• [EXERCISE DIRECTIONS]: Work out how many lines of the records hold the string "color", and reply with that number alone.

• [DATA TO USE]:

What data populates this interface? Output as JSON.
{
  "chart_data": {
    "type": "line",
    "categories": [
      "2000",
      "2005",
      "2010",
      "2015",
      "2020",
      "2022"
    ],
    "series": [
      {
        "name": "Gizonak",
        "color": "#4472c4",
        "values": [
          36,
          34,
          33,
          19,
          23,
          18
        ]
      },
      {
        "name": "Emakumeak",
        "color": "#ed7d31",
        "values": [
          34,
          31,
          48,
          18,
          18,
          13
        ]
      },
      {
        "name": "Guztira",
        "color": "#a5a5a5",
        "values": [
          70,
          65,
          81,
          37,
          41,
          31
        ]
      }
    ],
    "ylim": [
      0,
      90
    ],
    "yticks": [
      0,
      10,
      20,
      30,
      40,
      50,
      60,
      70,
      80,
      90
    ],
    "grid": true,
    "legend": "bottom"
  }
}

• [TASK SOLUTION]: 3